§ Material shown
## Begin

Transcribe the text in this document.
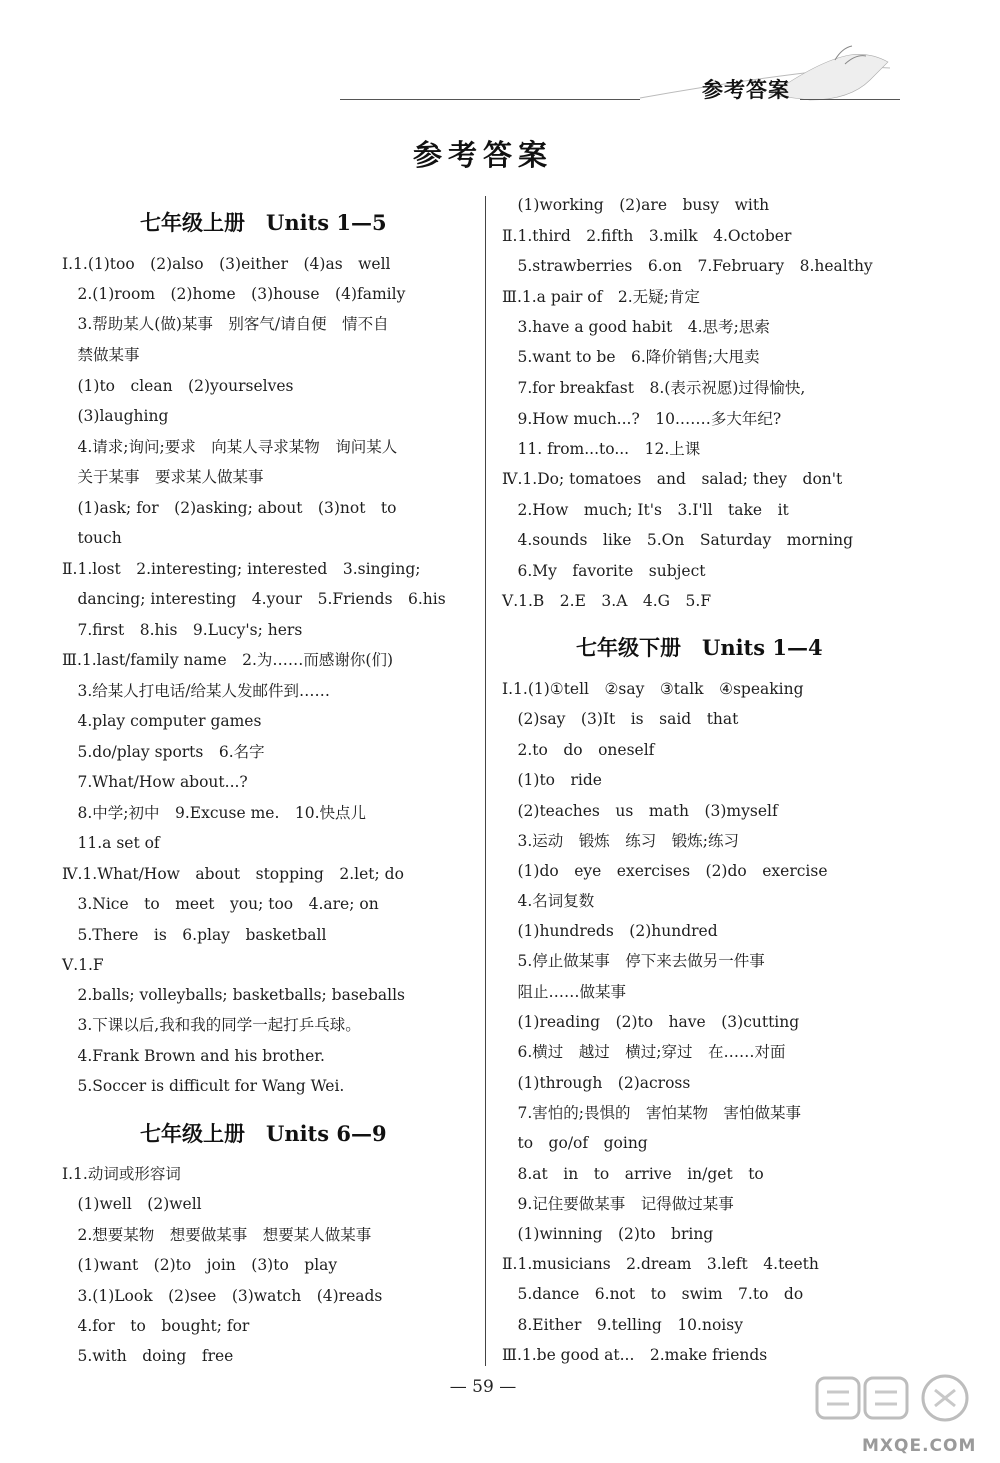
参考答案
参考答案
七年级上册　Units 1—5
Ⅰ.1.(1)too　(2)also　(3)either　(4)as　well
　2.(1)room　(2)home　(3)house　(4)family
　3.帮助某人(做)某事　别客气/请自便　情不自
　禁做某事
　(1)to　clean　(2)yourselves
　(3)laughing
　4.请求;询问;要求　向某人寻求某物　询问某人
　关于某事　要求某人做某事
　(1)ask; for　(2)asking; about　(3)not　to
　touch
Ⅱ.1.lost　2.interesting; interested　3.singing;
　dancing; interesting　4.your　5.Friends　6.his
　7.first　8.his　9.Lucy's; hers
Ⅲ.1.last/family name　2.为……而感谢你(们)
　3.给某人打电话/给某人发邮件到……
　4.play computer games
　5.do/play sports　6.名字
　7.What/How about...?
　8.中学;初中　9.Excuse me.　10.快点儿
　11.a set of
Ⅳ.1.What/How　about　stopping　2.let; do
　3.Nice　to　meet　you; too　4.are; on
　5.There　is　6.play　basketball
Ⅴ.1.F
　2.balls; volleyballs; basketballs; baseballs
　3.下课以后,我和我的同学一起打乒乓球。
　4.Frank Brown and his brother.
　5.Soccer is difficult for Wang Wei.
七年级上册　Units 6—9
Ⅰ.1.动词或形容词
　(1)well　(2)well
　2.想要某物　想要做某事　想要某人做某事
　(1)want　(2)to　join　(3)to　play
　3.(1)Look　(2)see　(3)watch　(4)reads
　4.for　to　bought; for
　5.with　doing　free
　(1)working　(2)are　busy　with
Ⅱ.1.third　2.fifth　3.milk　4.October
　5.strawberries　6.on　7.February　8.healthy
Ⅲ.1.a pair of　2.无疑;肯定
　3.have a good habit　4.思考;思索
　5.want to be　6.降价销售;大甩卖
　7.for breakfast　8.(表示祝愿)过得愉快,
　9.How much...?　10.……多大年纪?
　11. from...to...　12.上课
Ⅳ.1.Do; tomatoes　and　salad; they　don't
　2.How　much; It's　3.I'll　take　it
　4.sounds　like　5.On　Saturday　morning
　6.My　favorite　subject
Ⅴ.1.B　2.E　3.A　4.G　5.F
七年级下册　Units 1—4
Ⅰ.1.(1)①tell　②say　③talk　④speaking
　(2)say　(3)It　is　said　that
　2.to　do　oneself
　(1)to　ride
　(2)teaches　us　math　(3)myself
　3.运动　锻炼　练习　锻炼;练习
　(1)do　eye　exercises　(2)do　exercise
　4.名词复数
　(1)hundreds　(2)hundred
　5.停止做某事　停下来去做另一件事
　阻止……做某事
　(1)reading　(2)to　have　(3)cutting
　6.横过　越过　横过;穿过　在……对面
　(1)through　(2)across
　7.害怕的;畏惧的　害怕某物　害怕做某事
　to　go/of　going
　8.at　in　to　arrive　in/get　to
　9.记住要做某事　记得做过某事
　(1)winning　(2)to　bring
Ⅱ.1.musicians　2.dream　3.left　4.teeth
　5.dance　6.not　to　swim　7.to　do
　8.Either　9.telling　10.noisy
Ⅲ.1.be good at...　2.make friends
— 59 —
MXQE.COM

## End

§ Goal
Look over the material above and show each line where "with" appears.

§ Result for this exercise
　5.with　doing　free
　(1)working　(2)are　busy　with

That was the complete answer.